_Written request:_
Repeat each record below exactly, dropping the pictures.

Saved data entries
※ ※ ※

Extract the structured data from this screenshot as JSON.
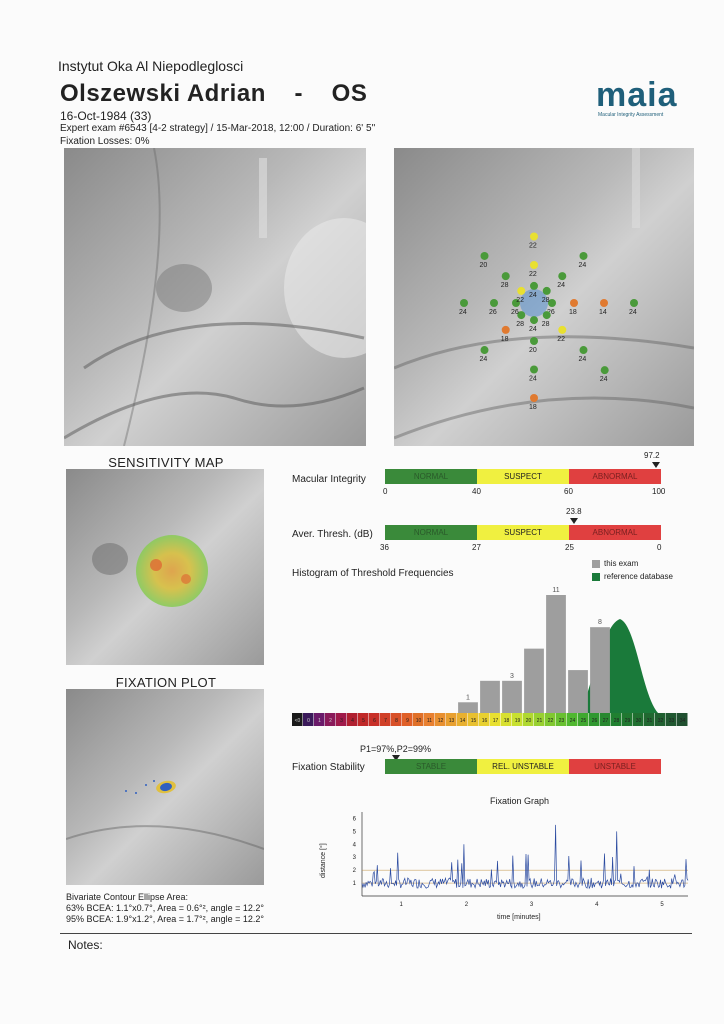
{
  "header": {
    "institute": "Instytut Oka Al Niepodleglosci",
    "patient": "Olszewski Adrian    -    OS",
    "dob": "16-Oct-1984 (33)",
    "exam": "Expert exam #6543 [4-2 strategy] / 15-Mar-2018, 12:00 / Duration: 6' 5''",
    "fixation_losses": "Fixation Losses: 0%"
  },
  "logo": {
    "text": "maia",
    "subtitle": "Macular Integrity Assessment"
  },
  "grid_values": [
    {
      "v": "26",
      "c": "#4a9a3a"
    },
    {
      "v": "28",
      "c": "#4a9a3a"
    },
    {
      "v": "24",
      "c": "#4a9a3a"
    },
    {
      "v": "28",
      "c": "#4a9a3a"
    },
    {
      "v": "26",
      "c": "#4a9a3a"
    },
    {
      "v": "22",
      "c": "#e8e030"
    },
    {
      "v": "24",
      "c": "#4a9a3a"
    },
    {
      "v": "28",
      "c": "#4a9a3a"
    },
    {
      "v": "18",
      "c": "#e07a30"
    },
    {
      "v": "22",
      "c": "#e8e030"
    },
    {
      "v": "20",
      "c": "#4a9a3a"
    },
    {
      "v": "18",
      "c": "#e07a30"
    },
    {
      "v": "26",
      "c": "#4a9a3a"
    },
    {
      "v": "28",
      "c": "#4a9a3a"
    },
    {
      "v": "22",
      "c": "#e8e030"
    },
    {
      "v": "24",
      "c": "#4a9a3a"
    },
    {
      "v": "14",
      "c": "#e07a30"
    },
    {
      "v": "24",
      "c": "#4a9a3a"
    },
    {
      "v": "24",
      "c": "#4a9a3a"
    },
    {
      "v": "24",
      "c": "#4a9a3a"
    },
    {
      "v": "24",
      "c": "#4a9a3a"
    },
    {
      "v": "20",
      "c": "#4a9a3a"
    },
    {
      "v": "22",
      "c": "#e8e030"
    },
    {
      "v": "24",
      "c": "#4a9a3a"
    },
    {
      "v": "24",
      "c": "#4a9a3a"
    },
    {
      "v": "24",
      "c": "#4a9a3a"
    },
    {
      "v": "18",
      "c": "#e07a30"
    }
  ],
  "sensitivity_map_title": "SENSITIVITY MAP",
  "fixation_plot_title": "FIXATION PLOT",
  "macular_integrity": {
    "label": "Macular Integrity",
    "marker": "97.2",
    "segments": [
      "NORMAL",
      "SUSPECT",
      "ABNORMAL"
    ],
    "ticks": [
      "0",
      "40",
      "60",
      "100"
    ]
  },
  "aver_thresh": {
    "label": "Aver. Thresh. (dB)",
    "marker": "23.8",
    "segments": [
      "NORMAL",
      "SUSPECT",
      "ABNORMAL"
    ],
    "ticks": [
      "36",
      "27",
      "25",
      "0"
    ]
  },
  "histogram": {
    "title": "Histogram of Threshold Frequencies",
    "legend": [
      {
        "label": "this exam",
        "color": "#9e9e9e"
      },
      {
        "label": "reference database",
        "color": "#1a7a3a"
      }
    ]
  },
  "chart_data": {
    "type": "bar",
    "title": "Histogram of Threshold Frequencies",
    "categories": [
      "<0",
      "0",
      "1",
      "2",
      "3",
      "4",
      "5",
      "6",
      "7",
      "8",
      "9",
      "10",
      "11",
      "12",
      "13",
      "14",
      "15",
      "16",
      "17",
      "18",
      "19",
      "20",
      "21",
      "22",
      "23",
      "24",
      "25",
      "26",
      "27",
      "28",
      "29",
      "30",
      "31",
      "32",
      "33",
      "34"
    ],
    "series": [
      {
        "name": "this exam",
        "values": [
          0,
          0,
          0,
          0,
          0,
          0,
          0,
          0,
          0,
          0,
          0,
          0,
          0,
          0,
          0,
          1,
          0,
          3,
          0,
          3,
          0,
          6,
          0,
          11,
          0,
          4,
          0,
          8,
          0,
          0,
          0,
          0,
          0,
          0,
          0,
          0
        ]
      }
    ]
  },
  "hist_labels": [
    {
      "i": 15,
      "v": "1"
    },
    {
      "i": 19,
      "v": "3"
    },
    {
      "i": 23,
      "v": "11"
    },
    {
      "i": 27,
      "v": "8"
    }
  ],
  "fixation_stability": {
    "label": "Fixation Stability",
    "p_values": "P1=97%,P2=99%",
    "segments": [
      "STABLE",
      "REL. UNSTABLE",
      "UNSTABLE"
    ]
  },
  "fixation_graph": {
    "title": "Fixation Graph",
    "ylabel": "distance [°]",
    "xlabel": "time [minutes]",
    "yticks": [
      "1",
      "2",
      "3",
      "4",
      "5",
      "6"
    ],
    "xticks": [
      "1",
      "2",
      "3",
      "4",
      "5"
    ]
  },
  "bcea": {
    "title": "Bivariate Contour Ellipse Area:",
    "line63": "63% BCEA: 1.1°x0.7°, Area = 0.6°², angle = 12.2°",
    "line95": "95% BCEA: 1.9°x1.2°, Area = 1.7°², angle = 12.2°"
  },
  "notes_label": "Notes:"
}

※ ※ ※

_Written response:_
Extract the structured data from this screenshot as JSON.
{
  "header": {
    "institute": "Instytut Oka Al Niepodleglosci",
    "patient": "Olszewski Adrian    -    OS",
    "dob": "16-Oct-1984 (33)",
    "exam": "Expert exam #6543 [4-2 strategy] / 15-Mar-2018, 12:00 / Duration: 6' 5''",
    "fixation_losses": "Fixation Losses: 0%"
  },
  "logo": {
    "text": "maia",
    "subtitle": "Macular Integrity Assessment"
  },
  "grid_values": [
    {
      "v": "26",
      "c": "#4a9a3a"
    },
    {
      "v": "28",
      "c": "#4a9a3a"
    },
    {
      "v": "24",
      "c": "#4a9a3a"
    },
    {
      "v": "28",
      "c": "#4a9a3a"
    },
    {
      "v": "26",
      "c": "#4a9a3a"
    },
    {
      "v": "22",
      "c": "#e8e030"
    },
    {
      "v": "24",
      "c": "#4a9a3a"
    },
    {
      "v": "28",
      "c": "#4a9a3a"
    },
    {
      "v": "18",
      "c": "#e07a30"
    },
    {
      "v": "22",
      "c": "#e8e030"
    },
    {
      "v": "20",
      "c": "#4a9a3a"
    },
    {
      "v": "18",
      "c": "#e07a30"
    },
    {
      "v": "26",
      "c": "#4a9a3a"
    },
    {
      "v": "28",
      "c": "#4a9a3a"
    },
    {
      "v": "22",
      "c": "#e8e030"
    },
    {
      "v": "24",
      "c": "#4a9a3a"
    },
    {
      "v": "14",
      "c": "#e07a30"
    },
    {
      "v": "24",
      "c": "#4a9a3a"
    },
    {
      "v": "24",
      "c": "#4a9a3a"
    },
    {
      "v": "24",
      "c": "#4a9a3a"
    },
    {
      "v": "24",
      "c": "#4a9a3a"
    },
    {
      "v": "20",
      "c": "#4a9a3a"
    },
    {
      "v": "22",
      "c": "#e8e030"
    },
    {
      "v": "24",
      "c": "#4a9a3a"
    },
    {
      "v": "24",
      "c": "#4a9a3a"
    },
    {
      "v": "24",
      "c": "#4a9a3a"
    },
    {
      "v": "18",
      "c": "#e07a30"
    }
  ],
  "sensitivity_map_title": "SENSITIVITY MAP",
  "fixation_plot_title": "FIXATION PLOT",
  "macular_integrity": {
    "label": "Macular Integrity",
    "marker": "97.2",
    "segments": [
      "NORMAL",
      "SUSPECT",
      "ABNORMAL"
    ],
    "ticks": [
      "0",
      "40",
      "60",
      "100"
    ]
  },
  "aver_thresh": {
    "label": "Aver. Thresh. (dB)",
    "marker": "23.8",
    "segments": [
      "NORMAL",
      "SUSPECT",
      "ABNORMAL"
    ],
    "ticks": [
      "36",
      "27",
      "25",
      "0"
    ]
  },
  "histogram": {
    "title": "Histogram of Threshold Frequencies",
    "legend": [
      {
        "label": "this exam",
        "color": "#9e9e9e"
      },
      {
        "label": "reference database",
        "color": "#1a7a3a"
      }
    ]
  },
  "chart_data": {
    "type": "bar",
    "title": "Histogram of Threshold Frequencies",
    "categories": [
      "<0",
      "0",
      "1",
      "2",
      "3",
      "4",
      "5",
      "6",
      "7",
      "8",
      "9",
      "10",
      "11",
      "12",
      "13",
      "14",
      "15",
      "16",
      "17",
      "18",
      "19",
      "20",
      "21",
      "22",
      "23",
      "24",
      "25",
      "26",
      "27",
      "28",
      "29",
      "30",
      "31",
      "32",
      "33",
      "34"
    ],
    "series": [
      {
        "name": "this exam",
        "values": [
          0,
          0,
          0,
          0,
          0,
          0,
          0,
          0,
          0,
          0,
          0,
          0,
          0,
          0,
          0,
          1,
          0,
          3,
          0,
          3,
          0,
          6,
          0,
          11,
          0,
          4,
          0,
          8,
          0,
          0,
          0,
          0,
          0,
          0,
          0,
          0
        ]
      }
    ]
  },
  "hist_labels": [
    {
      "i": 15,
      "v": "1"
    },
    {
      "i": 19,
      "v": "3"
    },
    {
      "i": 23,
      "v": "11"
    },
    {
      "i": 27,
      "v": "8"
    }
  ],
  "fixation_stability": {
    "label": "Fixation Stability",
    "p_values": "P1=97%,P2=99%",
    "segments": [
      "STABLE",
      "REL. UNSTABLE",
      "UNSTABLE"
    ]
  },
  "fixation_graph": {
    "title": "Fixation Graph",
    "ylabel": "distance [°]",
    "xlabel": "time [minutes]",
    "yticks": [
      "1",
      "2",
      "3",
      "4",
      "5",
      "6"
    ],
    "xticks": [
      "1",
      "2",
      "3",
      "4",
      "5"
    ]
  },
  "bcea": {
    "title": "Bivariate Contour Ellipse Area:",
    "line63": "63% BCEA: 1.1°x0.7°, Area = 0.6°², angle = 12.2°",
    "line95": "95% BCEA: 1.9°x1.2°, Area = 1.7°², angle = 12.2°"
  },
  "notes_label": "Notes:"
}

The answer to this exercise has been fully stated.